** Start Task material **
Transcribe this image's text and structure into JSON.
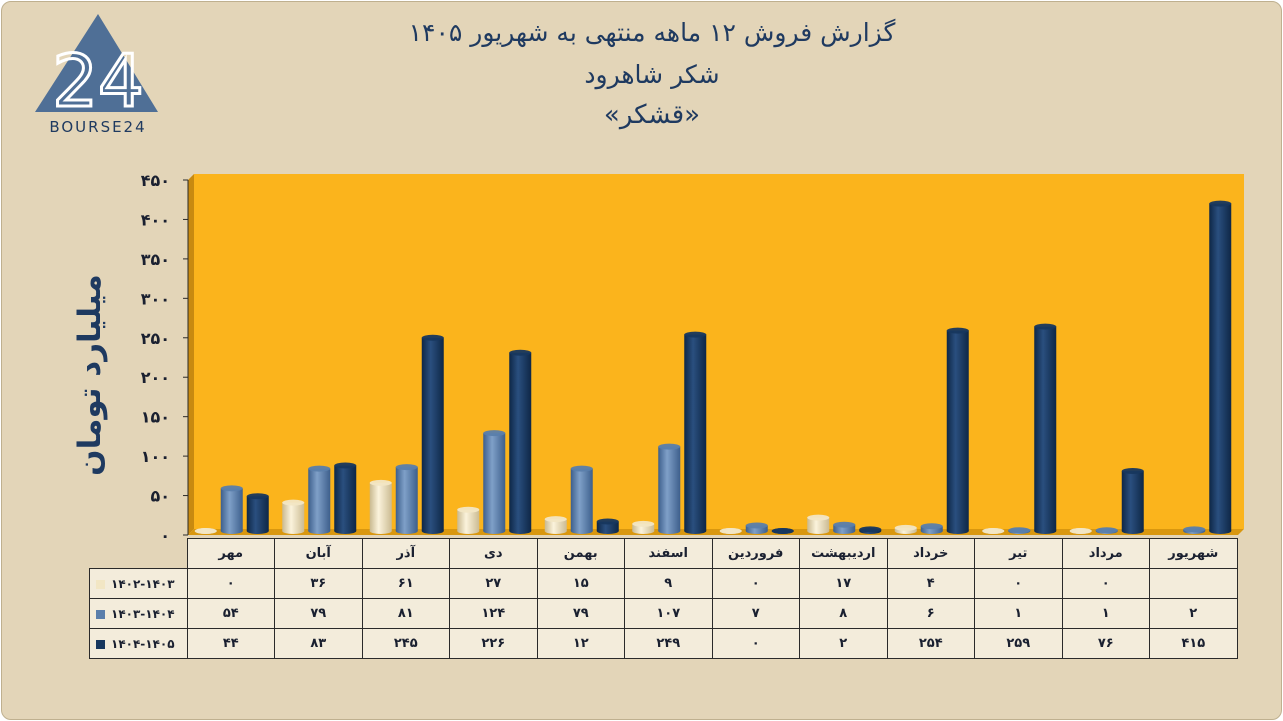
{
  "header": {
    "title_line1": "گزارش  فروش ۱۲ ماهه منتهی به شهریور ۱۴۰۵",
    "title_line2": "شکر شاهرود",
    "title_line3": "«قشکر»",
    "logo_text": "BOURSE24",
    "logo_number": "24"
  },
  "chart_data": {
    "type": "bar",
    "ylabel": "میلیارد تومان",
    "ylim": [
      0,
      450
    ],
    "yticks": [
      0,
      50,
      100,
      150,
      200,
      250,
      300,
      350,
      400,
      450
    ],
    "ytick_labels": [
      "۰",
      "۵۰",
      "۱۰۰",
      "۱۵۰",
      "۲۰۰",
      "۲۵۰",
      "۳۰۰",
      "۳۵۰",
      "۴۰۰",
      "۴۵۰"
    ],
    "categories": [
      "مهر",
      "آبان",
      "آذر",
      "دی",
      "بهمن",
      "اسفند",
      "فروردین",
      "اردیبهشت",
      "خرداد",
      "تیر",
      "مرداد",
      "شهریور"
    ],
    "series": [
      {
        "name": "۱۴۰۲-۱۴۰۳",
        "color": "#f2e6c4",
        "values": [
          0,
          36,
          61,
          27,
          15,
          9,
          0,
          17,
          4,
          0,
          0,
          null
        ],
        "labels": [
          "۰",
          "۳۶",
          "۶۱",
          "۲۷",
          "۱۵",
          "۹",
          "۰",
          "۱۷",
          "۴",
          "۰",
          "۰",
          ""
        ]
      },
      {
        "name": "۱۴۰۳-۱۴۰۴",
        "color": "#5a7eab",
        "values": [
          54,
          79,
          81,
          124,
          79,
          107,
          7,
          8,
          6,
          1,
          1,
          2
        ],
        "labels": [
          "۵۴",
          "۷۹",
          "۸۱",
          "۱۲۴",
          "۷۹",
          "۱۰۷",
          "۷",
          "۸",
          "۶",
          "۱",
          "۱",
          "۲"
        ]
      },
      {
        "name": "۱۴۰۴-۱۴۰۵",
        "color": "#17375e",
        "values": [
          44,
          83,
          245,
          226,
          12,
          249,
          0,
          2,
          254,
          259,
          76,
          415
        ],
        "labels": [
          "۴۴",
          "۸۳",
          "۲۴۵",
          "۲۲۶",
          "۱۲",
          "۲۴۹",
          "۰",
          "۲",
          "۲۵۴",
          "۲۵۹",
          "۷۶",
          "۴۱۵"
        ]
      }
    ],
    "plot_background": "#fbb41c",
    "legend": "data-table"
  }
}
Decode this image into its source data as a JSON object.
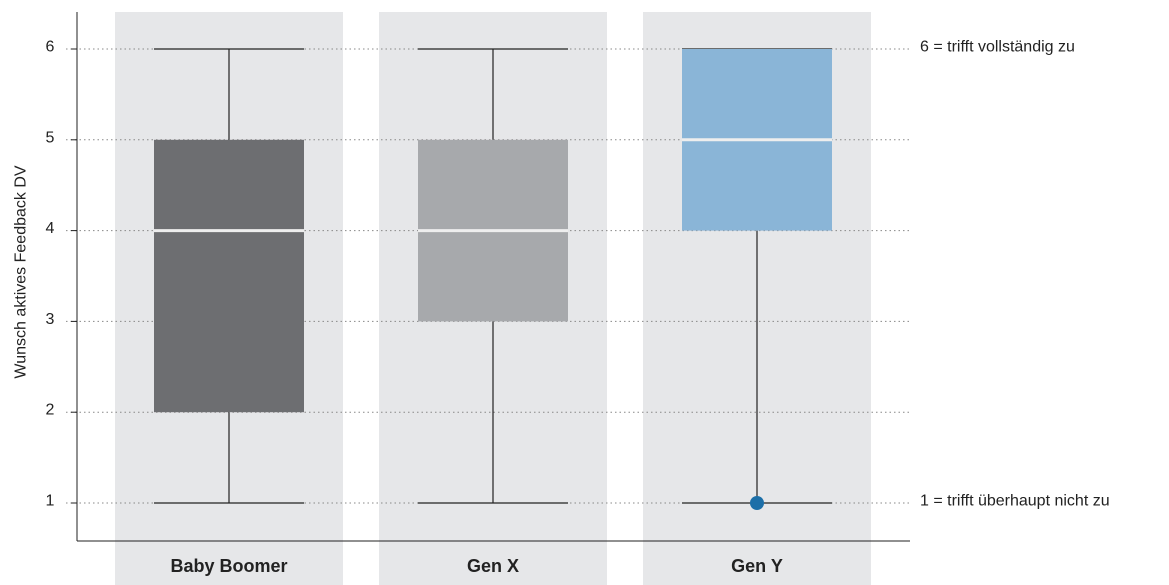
{
  "chart_data": {
    "type": "boxplot",
    "ylabel": "Wunsch aktives Feedback DV",
    "ylim": [
      0.6,
      6.4
    ],
    "yticks": [
      1,
      2,
      3,
      4,
      5,
      6
    ],
    "grid": "horizontal dotted",
    "categories": [
      "Baby Boomer",
      "Gen X",
      "Gen Y"
    ],
    "boxes": [
      {
        "category": "Baby Boomer",
        "min": 1,
        "q1": 2,
        "median": 4,
        "q3": 5,
        "max": 6,
        "outliers": [],
        "color": "#6d6e71"
      },
      {
        "category": "Gen X",
        "min": 1,
        "q1": 3,
        "median": 4,
        "q3": 5,
        "max": 6,
        "outliers": [],
        "color": "#a7a9ac"
      },
      {
        "category": "Gen Y",
        "min": 1,
        "q1": 4,
        "median": 5,
        "q3": 6,
        "max": 6,
        "outliers": [
          1
        ],
        "color": "#8ab5d7"
      }
    ],
    "outlier_color": "#1c6fa8",
    "band_color": "#e6e7e9",
    "annotations": [
      {
        "y": 6,
        "text": "6 = trifft vollständig zu"
      },
      {
        "y": 1,
        "text": "1 = trifft überhaupt nicht zu"
      }
    ]
  }
}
** End Task material **
> **Task details**
Search the listing for the string "ylabel". Copy each line where it turns up.

> **Response to the exercise**
    "ylabel": "میلیارد تومان",
    "ylabel": "Wunsch aktives Feedback DV",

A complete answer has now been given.